◆ To do:
Reproduce the lines below verbatim, starting with the first line of the records and stopping after the line that contains "902, 131, 920]".

◆ Rows from a dataset:
┌──

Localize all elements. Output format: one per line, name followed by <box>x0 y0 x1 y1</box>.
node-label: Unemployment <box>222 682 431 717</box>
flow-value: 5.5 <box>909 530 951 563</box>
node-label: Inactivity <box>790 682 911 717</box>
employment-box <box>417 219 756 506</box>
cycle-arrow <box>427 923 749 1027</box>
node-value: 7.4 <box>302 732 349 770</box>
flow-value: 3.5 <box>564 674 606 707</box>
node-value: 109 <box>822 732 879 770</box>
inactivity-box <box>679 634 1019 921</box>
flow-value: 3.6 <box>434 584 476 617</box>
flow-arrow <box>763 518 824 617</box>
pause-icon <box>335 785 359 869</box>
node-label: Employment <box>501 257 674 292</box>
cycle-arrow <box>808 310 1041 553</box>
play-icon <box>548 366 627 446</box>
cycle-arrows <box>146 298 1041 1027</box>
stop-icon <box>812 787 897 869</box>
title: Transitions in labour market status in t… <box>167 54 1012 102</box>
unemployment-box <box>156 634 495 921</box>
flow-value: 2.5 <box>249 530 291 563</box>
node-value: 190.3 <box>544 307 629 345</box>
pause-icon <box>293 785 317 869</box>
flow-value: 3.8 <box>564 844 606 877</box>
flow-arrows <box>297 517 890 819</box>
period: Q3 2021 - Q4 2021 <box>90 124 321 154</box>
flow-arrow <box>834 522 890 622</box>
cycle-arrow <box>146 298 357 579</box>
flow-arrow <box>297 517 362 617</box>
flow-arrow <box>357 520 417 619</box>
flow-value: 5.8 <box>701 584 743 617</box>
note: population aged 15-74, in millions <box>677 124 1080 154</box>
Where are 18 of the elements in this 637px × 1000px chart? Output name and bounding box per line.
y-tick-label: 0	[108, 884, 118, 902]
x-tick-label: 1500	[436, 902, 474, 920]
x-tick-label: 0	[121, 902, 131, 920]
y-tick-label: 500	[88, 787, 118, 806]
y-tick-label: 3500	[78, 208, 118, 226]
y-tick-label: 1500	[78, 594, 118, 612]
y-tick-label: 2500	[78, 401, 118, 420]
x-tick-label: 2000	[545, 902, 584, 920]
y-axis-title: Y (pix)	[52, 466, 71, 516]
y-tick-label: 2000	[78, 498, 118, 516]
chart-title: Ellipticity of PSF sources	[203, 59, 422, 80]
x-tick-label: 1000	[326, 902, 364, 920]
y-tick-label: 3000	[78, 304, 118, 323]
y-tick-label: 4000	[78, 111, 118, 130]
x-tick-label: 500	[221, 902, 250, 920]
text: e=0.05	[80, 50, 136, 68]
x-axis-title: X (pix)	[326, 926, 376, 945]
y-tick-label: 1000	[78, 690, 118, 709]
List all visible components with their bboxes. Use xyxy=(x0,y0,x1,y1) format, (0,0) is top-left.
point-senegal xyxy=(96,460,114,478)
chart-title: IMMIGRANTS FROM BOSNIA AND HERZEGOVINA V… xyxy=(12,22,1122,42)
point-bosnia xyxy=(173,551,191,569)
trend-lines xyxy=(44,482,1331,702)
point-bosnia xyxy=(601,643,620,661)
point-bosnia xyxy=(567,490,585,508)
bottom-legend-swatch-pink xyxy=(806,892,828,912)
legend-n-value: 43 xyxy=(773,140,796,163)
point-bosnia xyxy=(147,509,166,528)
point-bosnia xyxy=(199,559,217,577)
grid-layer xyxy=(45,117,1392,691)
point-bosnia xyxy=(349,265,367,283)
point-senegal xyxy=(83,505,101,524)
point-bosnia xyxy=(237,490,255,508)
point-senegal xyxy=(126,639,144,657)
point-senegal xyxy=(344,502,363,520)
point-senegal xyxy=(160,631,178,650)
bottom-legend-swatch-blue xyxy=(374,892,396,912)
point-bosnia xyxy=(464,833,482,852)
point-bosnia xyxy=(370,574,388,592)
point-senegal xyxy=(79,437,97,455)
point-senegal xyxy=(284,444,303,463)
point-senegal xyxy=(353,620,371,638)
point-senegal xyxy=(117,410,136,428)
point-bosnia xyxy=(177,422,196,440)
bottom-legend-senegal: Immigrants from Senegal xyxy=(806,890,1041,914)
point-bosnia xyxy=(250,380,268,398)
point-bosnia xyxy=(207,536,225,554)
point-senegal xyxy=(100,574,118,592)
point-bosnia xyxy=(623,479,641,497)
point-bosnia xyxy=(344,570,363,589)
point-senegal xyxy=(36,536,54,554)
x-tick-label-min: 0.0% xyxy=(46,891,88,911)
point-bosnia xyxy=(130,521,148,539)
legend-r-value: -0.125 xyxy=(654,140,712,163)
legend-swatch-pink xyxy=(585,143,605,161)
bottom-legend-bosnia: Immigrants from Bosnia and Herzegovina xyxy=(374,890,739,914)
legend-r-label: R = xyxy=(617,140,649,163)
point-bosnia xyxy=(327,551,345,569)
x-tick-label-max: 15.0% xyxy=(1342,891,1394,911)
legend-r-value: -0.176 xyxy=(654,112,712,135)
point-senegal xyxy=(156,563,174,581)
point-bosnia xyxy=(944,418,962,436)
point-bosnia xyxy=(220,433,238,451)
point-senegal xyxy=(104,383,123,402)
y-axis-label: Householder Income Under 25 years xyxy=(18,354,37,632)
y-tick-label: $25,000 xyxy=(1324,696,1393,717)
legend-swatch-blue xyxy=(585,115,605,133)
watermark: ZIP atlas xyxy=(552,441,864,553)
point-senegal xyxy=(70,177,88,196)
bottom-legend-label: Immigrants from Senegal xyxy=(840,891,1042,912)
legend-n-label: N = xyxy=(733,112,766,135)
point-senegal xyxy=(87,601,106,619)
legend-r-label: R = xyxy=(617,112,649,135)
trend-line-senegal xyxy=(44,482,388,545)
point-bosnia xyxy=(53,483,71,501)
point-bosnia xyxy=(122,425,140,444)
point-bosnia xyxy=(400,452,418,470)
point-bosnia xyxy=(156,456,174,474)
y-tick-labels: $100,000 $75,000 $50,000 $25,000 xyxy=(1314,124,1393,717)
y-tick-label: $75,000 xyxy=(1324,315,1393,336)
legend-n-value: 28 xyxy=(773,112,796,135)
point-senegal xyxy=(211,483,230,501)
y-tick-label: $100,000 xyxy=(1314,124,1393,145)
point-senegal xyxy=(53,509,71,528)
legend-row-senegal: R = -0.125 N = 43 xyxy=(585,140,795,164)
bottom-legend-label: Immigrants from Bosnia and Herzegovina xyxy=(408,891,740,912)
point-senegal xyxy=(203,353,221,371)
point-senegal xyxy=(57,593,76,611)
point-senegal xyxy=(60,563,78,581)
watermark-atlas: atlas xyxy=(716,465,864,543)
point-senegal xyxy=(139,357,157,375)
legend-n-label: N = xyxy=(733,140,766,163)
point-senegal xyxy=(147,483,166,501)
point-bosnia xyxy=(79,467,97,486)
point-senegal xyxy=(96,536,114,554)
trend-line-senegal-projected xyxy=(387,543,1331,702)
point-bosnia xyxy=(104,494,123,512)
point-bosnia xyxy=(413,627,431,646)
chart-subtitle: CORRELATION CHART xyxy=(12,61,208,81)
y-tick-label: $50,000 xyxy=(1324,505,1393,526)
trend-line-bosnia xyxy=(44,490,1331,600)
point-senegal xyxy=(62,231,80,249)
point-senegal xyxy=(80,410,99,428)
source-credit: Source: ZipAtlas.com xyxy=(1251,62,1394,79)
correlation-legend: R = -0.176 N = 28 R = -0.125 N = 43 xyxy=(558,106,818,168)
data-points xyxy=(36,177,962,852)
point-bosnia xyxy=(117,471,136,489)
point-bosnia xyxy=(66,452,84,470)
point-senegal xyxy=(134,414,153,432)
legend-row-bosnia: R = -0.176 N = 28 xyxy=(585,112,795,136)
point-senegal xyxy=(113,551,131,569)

└──

◆ Response:
Localize all elements. Output format: one per line, name followed by <box>x0 y0 x1 y1</box>.
node-label: Unemployment <box>222 682 431 717</box>
flow-value: 5.5 <box>909 530 951 563</box>
node-label: Inactivity <box>790 682 911 717</box>
employment-box <box>417 219 756 506</box>
cycle-arrow <box>427 923 749 1027</box>
node-value: 7.4 <box>302 732 349 770</box>
flow-value: 3.5 <box>564 674 606 707</box>
node-value: 109 <box>822 732 879 770</box>
inactivity-box <box>679 634 1019 921</box>
flow-value: 3.6 <box>434 584 476 617</box>
flow-arrow <box>763 518 824 617</box>
pause-icon <box>335 785 359 869</box>
node-label: Employment <box>501 257 674 292</box>
cycle-arrow <box>808 310 1041 553</box>
play-icon <box>548 366 627 446</box>
cycle-arrows <box>146 298 1041 1027</box>
stop-icon <box>812 787 897 869</box>
title: Transitions in labour market status in t… <box>167 54 1012 102</box>
unemployment-box <box>156 634 495 921</box>
flow-value: 2.5 <box>249 530 291 563</box>
node-value: 190.3 <box>544 307 629 345</box>
pause-icon <box>293 785 317 869</box>
flow-value: 3.8 <box>564 844 606 877</box>
flow-arrows <box>297 517 890 819</box>
period: Q3 2021 - Q4 2021 <box>90 124 321 154</box>
flow-arrow <box>834 522 890 622</box>
cycle-arrow <box>146 298 357 579</box>
flow-arrow <box>297 517 362 617</box>
flow-arrow <box>357 520 417 619</box>
flow-value: 5.8 <box>701 584 743 617</box>
note: population aged 15-74, in millions <box>677 124 1080 154</box>
Where are 18 of the elements in this 637px × 1000px chart? Output name and bounding box per line.
y-tick-label: 0	[108, 884, 118, 902]
x-tick-label: 1500	[436, 902, 474, 920]
x-tick-label: 0	[121, 902, 131, 920]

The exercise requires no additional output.